__Work to complete__
Retype the material below. Keep every word exactly as it is.

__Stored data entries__
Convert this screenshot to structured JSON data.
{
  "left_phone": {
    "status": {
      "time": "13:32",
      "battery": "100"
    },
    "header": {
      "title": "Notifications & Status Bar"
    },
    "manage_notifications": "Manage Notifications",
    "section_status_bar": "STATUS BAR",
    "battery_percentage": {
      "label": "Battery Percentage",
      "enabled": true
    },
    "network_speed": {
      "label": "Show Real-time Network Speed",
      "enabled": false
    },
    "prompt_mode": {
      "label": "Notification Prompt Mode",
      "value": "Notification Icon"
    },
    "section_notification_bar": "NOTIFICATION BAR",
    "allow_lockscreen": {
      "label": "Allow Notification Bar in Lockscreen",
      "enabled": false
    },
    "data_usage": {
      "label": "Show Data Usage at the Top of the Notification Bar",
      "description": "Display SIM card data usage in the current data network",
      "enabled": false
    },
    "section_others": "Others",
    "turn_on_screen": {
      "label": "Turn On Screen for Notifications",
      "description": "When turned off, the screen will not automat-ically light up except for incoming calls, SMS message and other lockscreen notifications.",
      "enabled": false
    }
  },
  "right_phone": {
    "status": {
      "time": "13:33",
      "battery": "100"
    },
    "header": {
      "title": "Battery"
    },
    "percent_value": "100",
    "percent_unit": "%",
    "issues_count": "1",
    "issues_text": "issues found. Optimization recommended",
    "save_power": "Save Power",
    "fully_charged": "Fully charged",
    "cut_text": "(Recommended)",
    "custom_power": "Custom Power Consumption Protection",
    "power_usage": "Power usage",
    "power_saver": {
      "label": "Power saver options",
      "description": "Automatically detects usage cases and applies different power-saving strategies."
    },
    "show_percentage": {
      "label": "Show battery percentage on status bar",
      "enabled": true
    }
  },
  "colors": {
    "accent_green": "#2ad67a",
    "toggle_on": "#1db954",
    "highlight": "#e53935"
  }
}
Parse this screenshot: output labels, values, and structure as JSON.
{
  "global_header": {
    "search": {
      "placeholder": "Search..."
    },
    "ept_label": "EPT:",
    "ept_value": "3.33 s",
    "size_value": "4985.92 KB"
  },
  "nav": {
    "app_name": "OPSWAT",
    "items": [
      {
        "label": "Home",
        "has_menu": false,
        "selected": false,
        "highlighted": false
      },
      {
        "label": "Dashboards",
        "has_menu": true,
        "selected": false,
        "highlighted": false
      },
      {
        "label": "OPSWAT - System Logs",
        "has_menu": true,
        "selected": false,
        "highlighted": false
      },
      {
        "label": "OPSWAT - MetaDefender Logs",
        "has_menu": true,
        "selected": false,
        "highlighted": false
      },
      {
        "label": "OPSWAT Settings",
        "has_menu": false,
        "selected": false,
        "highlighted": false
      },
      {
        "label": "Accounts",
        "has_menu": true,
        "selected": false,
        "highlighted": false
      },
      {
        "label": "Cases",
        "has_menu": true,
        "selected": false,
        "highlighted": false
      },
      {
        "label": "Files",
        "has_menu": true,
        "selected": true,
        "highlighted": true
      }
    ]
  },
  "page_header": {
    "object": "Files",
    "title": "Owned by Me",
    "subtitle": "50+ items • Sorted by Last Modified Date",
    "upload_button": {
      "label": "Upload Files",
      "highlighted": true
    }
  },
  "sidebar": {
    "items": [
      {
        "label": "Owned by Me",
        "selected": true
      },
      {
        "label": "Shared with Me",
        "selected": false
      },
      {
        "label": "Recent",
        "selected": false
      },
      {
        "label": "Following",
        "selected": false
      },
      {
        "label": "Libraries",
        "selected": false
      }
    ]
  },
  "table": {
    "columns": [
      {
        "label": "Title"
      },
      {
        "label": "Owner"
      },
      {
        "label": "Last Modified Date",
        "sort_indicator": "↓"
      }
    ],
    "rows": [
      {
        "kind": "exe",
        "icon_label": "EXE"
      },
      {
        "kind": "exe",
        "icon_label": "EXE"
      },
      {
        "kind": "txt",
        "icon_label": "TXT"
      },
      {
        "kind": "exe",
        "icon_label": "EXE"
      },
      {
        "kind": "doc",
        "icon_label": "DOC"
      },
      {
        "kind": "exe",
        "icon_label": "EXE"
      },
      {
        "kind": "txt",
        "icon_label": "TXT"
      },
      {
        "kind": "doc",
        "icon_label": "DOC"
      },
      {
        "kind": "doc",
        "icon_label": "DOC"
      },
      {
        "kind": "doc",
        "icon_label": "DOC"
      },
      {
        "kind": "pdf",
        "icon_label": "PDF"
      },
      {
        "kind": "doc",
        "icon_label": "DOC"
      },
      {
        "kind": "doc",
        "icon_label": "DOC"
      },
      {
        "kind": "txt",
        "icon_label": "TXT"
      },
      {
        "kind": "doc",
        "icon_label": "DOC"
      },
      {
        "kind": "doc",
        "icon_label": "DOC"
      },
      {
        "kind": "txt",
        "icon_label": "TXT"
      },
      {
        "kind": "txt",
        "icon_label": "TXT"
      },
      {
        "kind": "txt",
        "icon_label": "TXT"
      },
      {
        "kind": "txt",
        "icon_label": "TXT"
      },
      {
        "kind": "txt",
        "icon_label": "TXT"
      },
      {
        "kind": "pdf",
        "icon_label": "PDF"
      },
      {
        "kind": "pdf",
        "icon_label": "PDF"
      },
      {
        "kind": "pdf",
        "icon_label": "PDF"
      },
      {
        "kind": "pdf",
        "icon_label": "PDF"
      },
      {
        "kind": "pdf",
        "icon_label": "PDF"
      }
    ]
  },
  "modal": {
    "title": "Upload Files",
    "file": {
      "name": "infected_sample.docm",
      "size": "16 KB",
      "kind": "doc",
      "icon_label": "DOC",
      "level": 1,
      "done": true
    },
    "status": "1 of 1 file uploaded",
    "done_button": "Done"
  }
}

__Task solution__
Convert this screenshot to structured JSON data.
{
  "left_phone": {
    "status": {
      "time": "13:32",
      "battery": "100"
    },
    "header": {
      "title": "Notifications & Status Bar"
    },
    "manage_notifications": "Manage Notifications",
    "section_status_bar": "STATUS BAR",
    "battery_percentage": {
      "label": "Battery Percentage",
      "enabled": true
    },
    "network_speed": {
      "label": "Show Real-time Network Speed",
      "enabled": false
    },
    "prompt_mode": {
      "label": "Notification Prompt Mode",
      "value": "Notification Icon"
    },
    "section_notification_bar": "NOTIFICATION BAR",
    "allow_lockscreen": {
      "label": "Allow Notification Bar in Lockscreen",
      "enabled": false
    },
    "data_usage": {
      "label": "Show Data Usage at the Top of the Notification Bar",
      "description": "Display SIM card data usage in the current data network",
      "enabled": false
    },
    "section_others": "Others",
    "turn_on_screen": {
      "label": "Turn On Screen for Notifications",
      "description": "When turned off, the screen will not automat-ically light up except for incoming calls, SMS message and other lockscreen notifications.",
      "enabled": false
    }
  },
  "right_phone": {
    "status": {
      "time": "13:33",
      "battery": "100"
    },
    "header": {
      "title": "Battery"
    },
    "percent_value": "100",
    "percent_unit": "%",
    "issues_count": "1",
    "issues_text": "issues found. Optimization recommended",
    "save_power": "Save Power",
    "fully_charged": "Fully charged",
    "cut_text": "(Recommended)",
    "custom_power": "Custom Power Consumption Protection",
    "power_usage": "Power usage",
    "power_saver": {
      "label": "Power saver options",
      "description": "Automatically detects usage cases and applies different power-saving strategies."
    },
    "show_percentage": {
      "label": "Show battery percentage on status bar",
      "enabled": true
    }
  },
  "colors": {
    "accent_green": "#2ad67a",
    "toggle_on": "#1db954",
    "highlight": "#e53935"
  }
}
Parse this screenshot: output labels, values, and structure as JSON.
{
  "global_header": {
    "search": {
      "placeholder": "Search..."
    },
    "ept_label": "EPT:",
    "ept_value": "3.33 s",
    "size_value": "4985.92 KB"
  },
  "nav": {
    "app_name": "OPSWAT",
    "items": [
      {
        "label": "Home",
        "has_menu": false,
        "selected": false,
        "highlighted": false
      },
      {
        "label": "Dashboards",
        "has_menu": true,
        "selected": false,
        "highlighted": false
      },
      {
        "label": "OPSWAT - System Logs",
        "has_menu": true,
        "selected": false,
        "highlighted": false
      },
      {
        "label": "OPSWAT - MetaDefender Logs",
        "has_menu": true,
        "selected": false,
        "highlighted": false
      },
      {
        "label": "OPSWAT Settings",
        "has_menu": false,
        "selected": false,
        "highlighted": false
      },
      {
        "label": "Accounts",
        "has_menu": true,
        "selected": false,
        "highlighted": false
      },
      {
        "label": "Cases",
        "has_menu": true,
        "selected": false,
        "highlighted": false
      },
      {
        "label": "Files",
        "has_menu": true,
        "selected": true,
        "highlighted": true
      }
    ]
  },
  "page_header": {
    "object": "Files",
    "title": "Owned by Me",
    "subtitle": "50+ items • Sorted by Last Modified Date",
    "upload_button": {
      "label": "Upload Files",
      "highlighted": true
    }
  },
  "sidebar": {
    "items": [
      {
        "label": "Owned by Me",
        "selected": true
      },
      {
        "label": "Shared with Me",
        "selected": false
      },
      {
        "label": "Recent",
        "selected": false
      },
      {
        "label": "Following",
        "selected": false
      },
      {
        "label": "Libraries",
        "selected": false
      }
    ]
  },
  "table": {
    "columns": [
      {
        "label": "Title"
      },
      {
        "label": "Owner"
      },
      {
        "label": "Last Modified Date",
        "sort_indicator": "↓"
      }
    ],
    "rows": [
      {
        "kind": "exe",
        "icon_label": "EXE"
      },
      {
        "kind": "exe",
        "icon_label": "EXE"
      },
      {
        "kind": "txt",
        "icon_label": "TXT"
      },
      {
        "kind": "exe",
        "icon_label": "EXE"
      },
      {
        "kind": "doc",
        "icon_label": "DOC"
      },
      {
        "kind": "exe",
        "icon_label": "EXE"
      },
      {
        "kind": "txt",
        "icon_label": "TXT"
      },
      {
        "kind": "doc",
        "icon_label": "DOC"
      },
      {
        "kind": "doc",
        "icon_label": "DOC"
      },
      {
        "kind": "doc",
        "icon_label": "DOC"
      },
      {
        "kind": "pdf",
        "icon_label": "PDF"
      },
      {
        "kind": "doc",
        "icon_label": "DOC"
      },
      {
        "kind": "doc",
        "icon_label": "DOC"
      },
      {
        "kind": "txt",
        "icon_label": "TXT"
      },
      {
        "kind": "doc",
        "icon_label": "DOC"
      },
      {
        "kind": "doc",
        "icon_label": "DOC"
      },
      {
        "kind": "txt",
        "icon_label": "TXT"
      },
      {
        "kind": "txt",
        "icon_label": "TXT"
      },
      {
        "kind": "txt",
        "icon_label": "TXT"
      },
      {
        "kind": "txt",
        "icon_label": "TXT"
      },
      {
        "kind": "txt",
        "icon_label": "TXT"
      },
      {
        "kind": "pdf",
        "icon_label": "PDF"
      },
      {
        "kind": "pdf",
        "icon_label": "PDF"
      },
      {
        "kind": "pdf",
        "icon_label": "PDF"
      },
      {
        "kind": "pdf",
        "icon_label": "PDF"
      },
      {
        "kind": "pdf",
        "icon_label": "PDF"
      }
    ]
  },
  "modal": {
    "title": "Upload Files",
    "file": {
      "name": "infected_sample.docm",
      "size": "16 KB",
      "kind": "doc",
      "icon_label": "DOC",
      "level": 1,
      "done": true
    },
    "status": "1 of 1 file uploaded",
    "done_button": "Done"
  }
}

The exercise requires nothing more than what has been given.